INSTRUCTIONS FOR THE TASK
Return the lines below exactly as they appear, starting at the line that contains "symbol-select[interactable]: BTCUSDT ⌄" and stopping after the line that contains "candle-body — [735, 398, 738, 403]".

Element location data:
++++

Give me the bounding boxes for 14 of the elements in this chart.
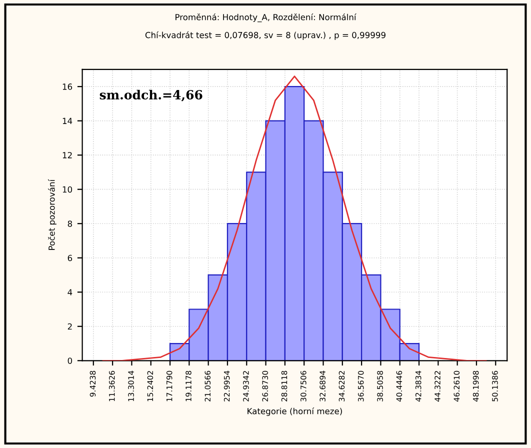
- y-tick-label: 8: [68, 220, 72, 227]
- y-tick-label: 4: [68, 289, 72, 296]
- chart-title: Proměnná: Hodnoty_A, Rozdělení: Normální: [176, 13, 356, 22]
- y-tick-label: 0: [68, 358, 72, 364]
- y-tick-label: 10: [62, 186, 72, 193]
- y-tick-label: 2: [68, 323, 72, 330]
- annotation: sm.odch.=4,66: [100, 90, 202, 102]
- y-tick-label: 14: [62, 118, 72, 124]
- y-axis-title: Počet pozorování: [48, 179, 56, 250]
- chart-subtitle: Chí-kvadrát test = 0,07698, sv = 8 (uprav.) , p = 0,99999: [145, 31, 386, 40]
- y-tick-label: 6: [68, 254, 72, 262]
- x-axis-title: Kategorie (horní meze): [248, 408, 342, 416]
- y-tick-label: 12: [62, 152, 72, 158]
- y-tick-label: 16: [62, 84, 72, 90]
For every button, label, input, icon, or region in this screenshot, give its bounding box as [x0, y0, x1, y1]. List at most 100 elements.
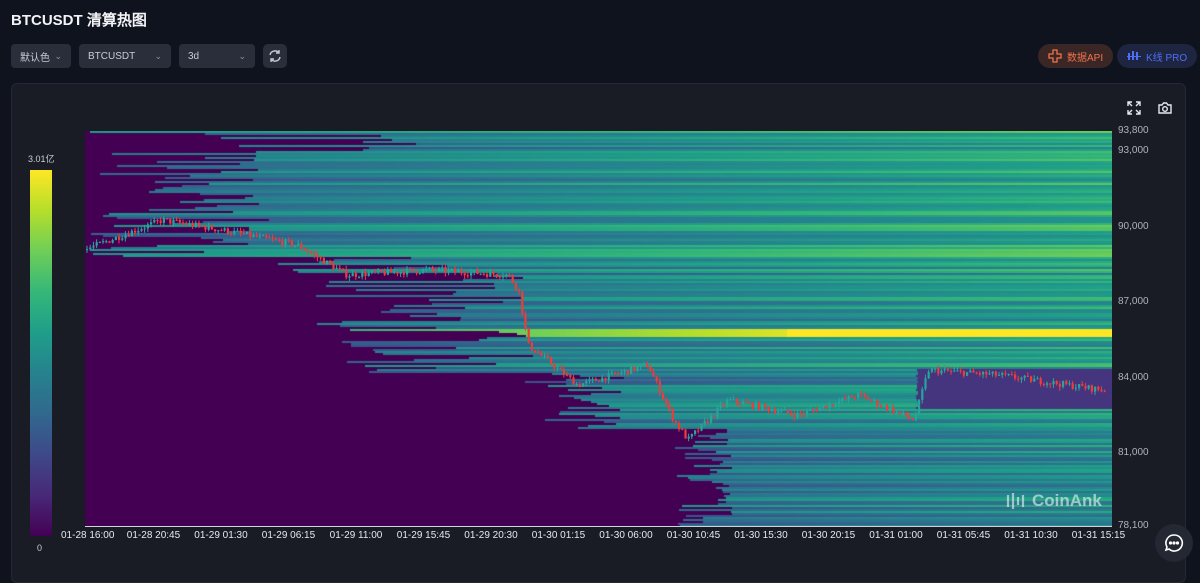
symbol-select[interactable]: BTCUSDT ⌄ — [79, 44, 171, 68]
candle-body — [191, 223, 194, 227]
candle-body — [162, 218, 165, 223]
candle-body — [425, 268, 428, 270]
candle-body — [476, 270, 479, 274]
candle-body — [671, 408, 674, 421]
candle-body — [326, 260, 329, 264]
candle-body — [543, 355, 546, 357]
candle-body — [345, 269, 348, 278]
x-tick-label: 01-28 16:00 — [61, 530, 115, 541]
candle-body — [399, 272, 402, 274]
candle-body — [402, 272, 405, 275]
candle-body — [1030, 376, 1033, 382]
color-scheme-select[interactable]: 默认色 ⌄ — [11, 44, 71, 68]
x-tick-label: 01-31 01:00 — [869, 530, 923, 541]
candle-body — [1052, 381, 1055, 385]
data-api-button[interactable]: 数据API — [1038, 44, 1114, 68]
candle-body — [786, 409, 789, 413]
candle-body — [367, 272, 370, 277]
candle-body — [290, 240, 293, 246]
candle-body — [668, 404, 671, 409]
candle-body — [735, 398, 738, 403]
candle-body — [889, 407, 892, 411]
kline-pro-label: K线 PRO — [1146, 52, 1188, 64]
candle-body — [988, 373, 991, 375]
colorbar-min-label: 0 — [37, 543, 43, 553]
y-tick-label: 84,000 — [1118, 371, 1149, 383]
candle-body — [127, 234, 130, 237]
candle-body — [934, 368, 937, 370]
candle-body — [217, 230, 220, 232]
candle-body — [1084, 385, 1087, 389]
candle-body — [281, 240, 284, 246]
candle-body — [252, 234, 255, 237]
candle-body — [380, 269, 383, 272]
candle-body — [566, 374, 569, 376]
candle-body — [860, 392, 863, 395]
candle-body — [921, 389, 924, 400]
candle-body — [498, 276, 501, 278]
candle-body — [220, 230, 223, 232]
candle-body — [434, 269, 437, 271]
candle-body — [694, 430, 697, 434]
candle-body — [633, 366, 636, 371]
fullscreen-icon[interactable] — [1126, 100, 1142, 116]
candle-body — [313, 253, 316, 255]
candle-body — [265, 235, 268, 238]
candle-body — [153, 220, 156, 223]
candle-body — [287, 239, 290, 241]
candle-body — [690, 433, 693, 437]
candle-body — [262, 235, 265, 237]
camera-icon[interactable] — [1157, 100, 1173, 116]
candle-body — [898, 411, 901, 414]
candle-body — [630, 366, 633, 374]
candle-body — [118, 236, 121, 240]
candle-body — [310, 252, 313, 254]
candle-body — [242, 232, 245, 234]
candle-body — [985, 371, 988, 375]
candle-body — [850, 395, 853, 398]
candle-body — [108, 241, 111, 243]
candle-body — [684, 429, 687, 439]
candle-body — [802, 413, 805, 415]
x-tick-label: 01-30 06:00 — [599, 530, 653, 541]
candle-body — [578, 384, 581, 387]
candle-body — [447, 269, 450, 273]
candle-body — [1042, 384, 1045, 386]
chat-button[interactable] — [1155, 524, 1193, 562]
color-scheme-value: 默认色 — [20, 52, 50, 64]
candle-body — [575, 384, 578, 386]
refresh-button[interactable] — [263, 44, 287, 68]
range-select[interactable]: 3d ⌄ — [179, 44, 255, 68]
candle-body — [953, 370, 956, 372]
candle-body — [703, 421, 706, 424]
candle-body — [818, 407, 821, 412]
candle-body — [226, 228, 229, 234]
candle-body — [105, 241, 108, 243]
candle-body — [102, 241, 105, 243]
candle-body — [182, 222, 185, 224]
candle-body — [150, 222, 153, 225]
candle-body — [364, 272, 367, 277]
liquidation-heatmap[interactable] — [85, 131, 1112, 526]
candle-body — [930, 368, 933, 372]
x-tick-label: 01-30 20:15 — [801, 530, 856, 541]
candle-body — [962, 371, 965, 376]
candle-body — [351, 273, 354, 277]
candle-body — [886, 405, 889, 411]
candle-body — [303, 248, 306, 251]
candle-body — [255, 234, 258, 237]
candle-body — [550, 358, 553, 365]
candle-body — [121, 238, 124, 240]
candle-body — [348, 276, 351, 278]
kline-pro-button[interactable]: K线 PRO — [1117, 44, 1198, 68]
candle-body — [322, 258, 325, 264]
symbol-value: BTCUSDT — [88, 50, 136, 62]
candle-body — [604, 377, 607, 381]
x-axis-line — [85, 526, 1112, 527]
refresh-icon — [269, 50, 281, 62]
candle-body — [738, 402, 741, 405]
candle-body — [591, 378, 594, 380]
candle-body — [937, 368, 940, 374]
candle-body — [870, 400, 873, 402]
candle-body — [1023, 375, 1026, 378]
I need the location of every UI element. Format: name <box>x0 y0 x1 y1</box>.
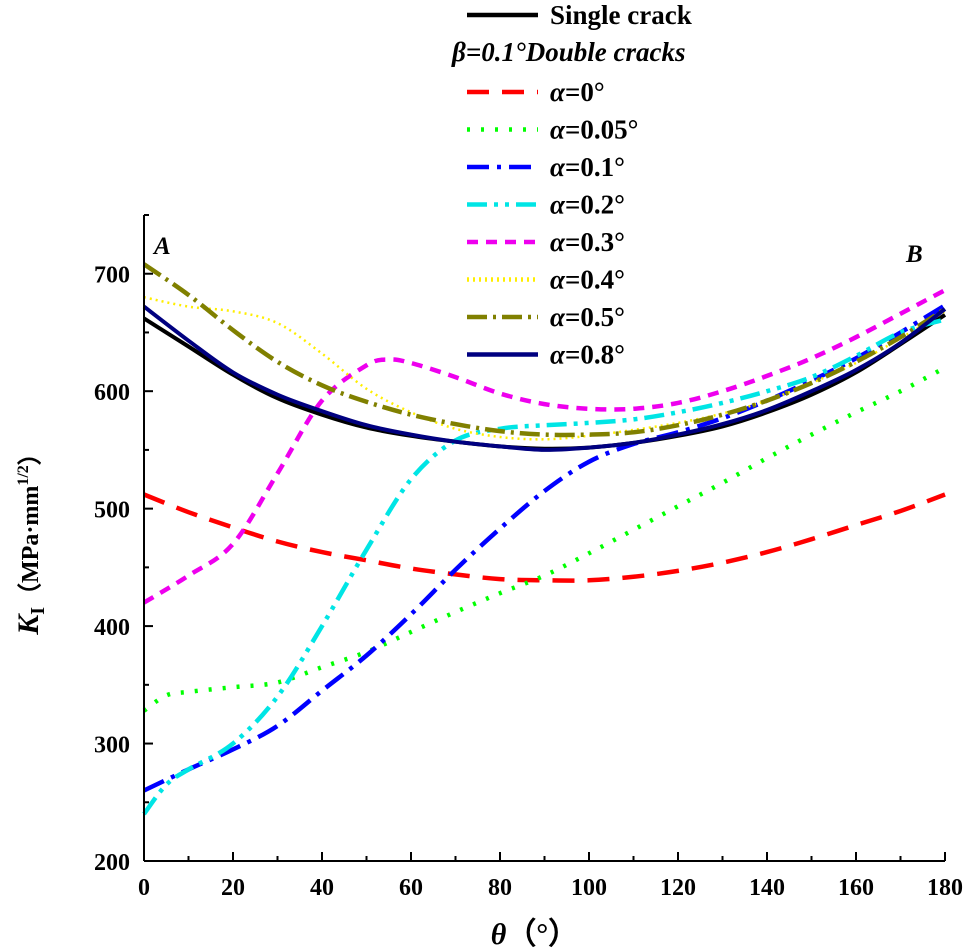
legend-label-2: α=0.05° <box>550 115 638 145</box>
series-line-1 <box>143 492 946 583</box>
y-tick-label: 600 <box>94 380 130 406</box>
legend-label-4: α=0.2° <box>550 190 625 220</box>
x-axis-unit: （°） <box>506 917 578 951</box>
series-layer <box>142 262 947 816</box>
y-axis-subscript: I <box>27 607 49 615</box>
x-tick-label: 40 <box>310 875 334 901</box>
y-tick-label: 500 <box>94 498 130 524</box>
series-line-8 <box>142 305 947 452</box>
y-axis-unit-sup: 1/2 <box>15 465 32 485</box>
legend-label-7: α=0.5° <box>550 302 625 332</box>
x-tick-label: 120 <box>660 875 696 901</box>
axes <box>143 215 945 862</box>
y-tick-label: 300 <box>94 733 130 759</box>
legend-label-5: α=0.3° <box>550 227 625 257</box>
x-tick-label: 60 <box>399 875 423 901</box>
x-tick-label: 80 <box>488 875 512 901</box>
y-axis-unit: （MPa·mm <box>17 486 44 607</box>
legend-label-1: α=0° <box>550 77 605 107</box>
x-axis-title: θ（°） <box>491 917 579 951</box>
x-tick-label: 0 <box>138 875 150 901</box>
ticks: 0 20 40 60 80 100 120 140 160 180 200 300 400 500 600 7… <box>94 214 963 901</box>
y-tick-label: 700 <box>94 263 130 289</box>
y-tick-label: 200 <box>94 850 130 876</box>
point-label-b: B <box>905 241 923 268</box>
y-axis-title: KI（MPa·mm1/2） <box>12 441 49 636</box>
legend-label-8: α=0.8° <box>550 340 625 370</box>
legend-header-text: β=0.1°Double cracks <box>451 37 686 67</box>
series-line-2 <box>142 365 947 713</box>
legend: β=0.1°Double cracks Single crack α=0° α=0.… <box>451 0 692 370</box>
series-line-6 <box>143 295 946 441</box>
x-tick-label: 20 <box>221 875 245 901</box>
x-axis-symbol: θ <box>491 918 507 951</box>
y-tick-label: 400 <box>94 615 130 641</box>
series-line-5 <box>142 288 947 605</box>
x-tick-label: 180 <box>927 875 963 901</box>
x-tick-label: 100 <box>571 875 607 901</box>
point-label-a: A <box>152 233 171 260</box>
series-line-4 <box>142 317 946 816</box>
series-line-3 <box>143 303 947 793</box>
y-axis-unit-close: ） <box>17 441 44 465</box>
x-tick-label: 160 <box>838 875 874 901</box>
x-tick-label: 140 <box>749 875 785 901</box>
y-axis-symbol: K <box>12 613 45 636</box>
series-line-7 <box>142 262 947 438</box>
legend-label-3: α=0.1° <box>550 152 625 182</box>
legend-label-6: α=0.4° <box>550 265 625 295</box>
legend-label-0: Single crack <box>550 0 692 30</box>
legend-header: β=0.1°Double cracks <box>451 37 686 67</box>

++++

EXERCISE ANSWER
symbol-select[interactable]: BTCUSDT ⌄ — [79, 44, 171, 68]
candle-body — [191, 223, 194, 227]
candle-body — [162, 218, 165, 223]
candle-body — [425, 268, 428, 270]
candle-body — [476, 270, 479, 274]
candle-body — [671, 408, 674, 421]
candle-body — [326, 260, 329, 264]
candle-body — [543, 355, 546, 357]
candle-body — [345, 269, 348, 278]
x-tick-label: 01-28 16:00 — [61, 530, 115, 541]
candle-body — [399, 272, 402, 274]
candle-body — [402, 272, 405, 275]
candle-body — [1030, 376, 1033, 382]
color-scheme-select[interactable]: 默认色 ⌄ — [11, 44, 71, 68]
x-tick-label: 01-31 01:00 — [869, 530, 923, 541]
candle-body — [1052, 381, 1055, 385]
data-api-button[interactable]: 数据API — [1038, 44, 1114, 68]
candle-body — [786, 409, 789, 413]
candle-body — [367, 272, 370, 277]
candle-body — [290, 240, 293, 246]
candle-body — [668, 404, 671, 409]
candle-body — [735, 398, 738, 403]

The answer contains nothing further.